Exercise aim: Below is a set of records. Repeat all of them exactly.

## Start Stored data

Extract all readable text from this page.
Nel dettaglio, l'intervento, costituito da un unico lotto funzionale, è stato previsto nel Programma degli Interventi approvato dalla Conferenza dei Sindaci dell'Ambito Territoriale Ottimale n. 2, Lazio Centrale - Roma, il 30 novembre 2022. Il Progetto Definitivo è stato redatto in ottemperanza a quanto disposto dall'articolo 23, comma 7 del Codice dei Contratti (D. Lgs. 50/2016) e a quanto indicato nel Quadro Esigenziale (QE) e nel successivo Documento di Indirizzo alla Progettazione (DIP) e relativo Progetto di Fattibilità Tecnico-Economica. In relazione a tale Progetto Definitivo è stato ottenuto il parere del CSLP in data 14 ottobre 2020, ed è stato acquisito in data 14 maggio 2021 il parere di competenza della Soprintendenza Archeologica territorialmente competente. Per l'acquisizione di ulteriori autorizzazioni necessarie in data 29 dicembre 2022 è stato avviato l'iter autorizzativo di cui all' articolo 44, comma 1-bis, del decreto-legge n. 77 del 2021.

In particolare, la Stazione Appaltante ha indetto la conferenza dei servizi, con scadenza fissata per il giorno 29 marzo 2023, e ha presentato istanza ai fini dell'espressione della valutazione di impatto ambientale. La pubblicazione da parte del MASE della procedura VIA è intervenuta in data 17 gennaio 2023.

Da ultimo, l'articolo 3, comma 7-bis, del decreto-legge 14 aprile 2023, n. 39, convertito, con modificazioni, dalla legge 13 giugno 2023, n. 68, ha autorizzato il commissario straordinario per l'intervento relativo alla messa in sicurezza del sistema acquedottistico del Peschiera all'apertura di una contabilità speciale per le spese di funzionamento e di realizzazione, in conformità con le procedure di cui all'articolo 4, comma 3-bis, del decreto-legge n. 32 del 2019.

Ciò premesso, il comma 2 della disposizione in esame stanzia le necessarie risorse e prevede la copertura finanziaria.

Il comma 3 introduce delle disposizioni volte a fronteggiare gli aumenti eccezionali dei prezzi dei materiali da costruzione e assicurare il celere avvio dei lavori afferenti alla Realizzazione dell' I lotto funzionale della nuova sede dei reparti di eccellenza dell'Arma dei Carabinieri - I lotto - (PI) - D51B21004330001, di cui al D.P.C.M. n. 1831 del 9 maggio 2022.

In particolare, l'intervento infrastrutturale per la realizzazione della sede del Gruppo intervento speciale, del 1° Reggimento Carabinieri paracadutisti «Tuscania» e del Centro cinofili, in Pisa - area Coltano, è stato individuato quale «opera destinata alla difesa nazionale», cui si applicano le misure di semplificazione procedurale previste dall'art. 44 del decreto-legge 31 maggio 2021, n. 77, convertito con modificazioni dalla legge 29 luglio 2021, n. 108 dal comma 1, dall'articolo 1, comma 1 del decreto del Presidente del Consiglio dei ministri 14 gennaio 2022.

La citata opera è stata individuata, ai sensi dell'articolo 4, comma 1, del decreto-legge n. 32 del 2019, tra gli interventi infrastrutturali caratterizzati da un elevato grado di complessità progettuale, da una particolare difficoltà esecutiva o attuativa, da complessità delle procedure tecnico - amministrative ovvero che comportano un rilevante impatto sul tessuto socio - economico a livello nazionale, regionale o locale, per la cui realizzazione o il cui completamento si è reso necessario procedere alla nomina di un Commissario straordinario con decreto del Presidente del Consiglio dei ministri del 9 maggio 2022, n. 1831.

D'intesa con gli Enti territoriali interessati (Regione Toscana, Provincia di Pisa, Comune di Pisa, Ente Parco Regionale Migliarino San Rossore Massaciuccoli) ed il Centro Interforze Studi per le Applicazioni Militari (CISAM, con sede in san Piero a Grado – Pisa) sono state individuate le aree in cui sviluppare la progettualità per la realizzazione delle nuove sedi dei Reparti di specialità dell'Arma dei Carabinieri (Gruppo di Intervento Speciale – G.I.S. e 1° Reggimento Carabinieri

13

## End Stored data

Answer to the task:
Extract all readable text from this page.
Nel dettaglio, l'intervento, costituito da un unico lotto funzionale, è stato previsto nel Programma degli Interventi approvato dalla Conferenza dei Sindaci dell'Ambito Territoriale Ottimale n. 2, Lazio Centrale - Roma, il 30 novembre 2022. Il Progetto Definitivo è stato redatto in ottemperanza a quanto disposto dall'articolo 23, comma 7 del Codice dei Contratti (D. Lgs. 50/2016) e a quanto indicato nel Quadro Esigenziale (QE) e nel successivo Documento di Indirizzo alla Progettazione (DIP) e relativo Progetto di Fattibilità Tecnico-Economica. In relazione a tale Progetto Definitivo è stato ottenuto il parere del CSLP in data 14 ottobre 2020, ed è stato acquisito in data 14 maggio 2021 il parere di competenza della Soprintendenza Archeologica territorialmente competente. Per l'acquisizione di ulteriori autorizzazioni necessarie in data 29 dicembre 2022 è stato avviato l'iter autorizzativo di cui all' articolo 44, comma 1-bis, del decreto-legge n. 77 del 2021.

In particolare, la Stazione Appaltante ha indetto la conferenza dei servizi, con scadenza fissata per il giorno 29 marzo 2023, e ha presentato istanza ai fini dell'espressione della valutazione di impatto ambientale. La pubblicazione da parte del MASE della procedura VIA è intervenuta in data 17 gennaio 2023.

Da ultimo, l'articolo 3, comma 7-bis, del decreto-legge 14 aprile 2023, n. 39, convertito, con modificazioni, dalla legge 13 giugno 2023, n. 68, ha autorizzato il commissario straordinario per l'intervento relativo alla messa in sicurezza del sistema acquedottistico del Peschiera all'apertura di una contabilità speciale per le spese di funzionamento e di realizzazione, in conformità con le procedure di cui all'articolo 4, comma 3-bis, del decreto-legge n. 32 del 2019.

Ciò premesso, il comma 2 della disposizione in esame stanzia le necessarie risorse e prevede la copertura finanziaria.

Il comma 3 introduce delle disposizioni volte a fronteggiare gli aumenti eccezionali dei prezzi dei materiali da costruzione e assicurare il celere avvio dei lavori afferenti alla Realizzazione dell' I lotto funzionale della nuova sede dei reparti di eccellenza dell'Arma dei Carabinieri - I lotto - (PI) - D51B21004330001, di cui al D.P.C.M. n. 1831 del 9 maggio 2022.

In particolare, l'intervento infrastrutturale per la realizzazione della sede del Gruppo intervento speciale, del 1° Reggimento Carabinieri paracadutisti «Tuscania» e del Centro cinofili, in Pisa - area Coltano, è stato individuato quale «opera destinata alla difesa nazionale», cui si applicano le misure di semplificazione procedurale previste dall'art. 44 del decreto-legge 31 maggio 2021, n. 77, convertito con modificazioni dalla legge 29 luglio 2021, n. 108 dal comma 1, dall'articolo 1, comma 1 del decreto del Presidente del Consiglio dei ministri 14 gennaio 2022.

La citata opera è stata individuata, ai sensi dell'articolo 4, comma 1, del decreto-legge n. 32 del 2019, tra gli interventi infrastrutturali caratterizzati da un elevato grado di complessità progettuale, da una particolare difficoltà esecutiva o attuativa, da complessità delle procedure tecnico - amministrative ovvero che comportano un rilevante impatto sul tessuto socio - economico a livello nazionale, regionale o locale, per la cui realizzazione o il cui completamento si è reso necessario procedere alla nomina di un Commissario straordinario con decreto del Presidente del Consiglio dei ministri del 9 maggio 2022, n. 1831.

D'intesa con gli Enti territoriali interessati (Regione Toscana, Provincia di Pisa, Comune di Pisa, Ente Parco Regionale Migliarino San Rossore Massaciuccoli) ed il Centro Interforze Studi per le Applicazioni Militari (CISAM, con sede in san Piero a Grado – Pisa) sono state individuate le aree in cui sviluppare la progettualità per la realizzazione delle nuove sedi dei Reparti di specialità dell'Arma dei Carabinieri (Gruppo di Intervento Speciale – G.I.S. e 1° Reggimento Carabinieri

13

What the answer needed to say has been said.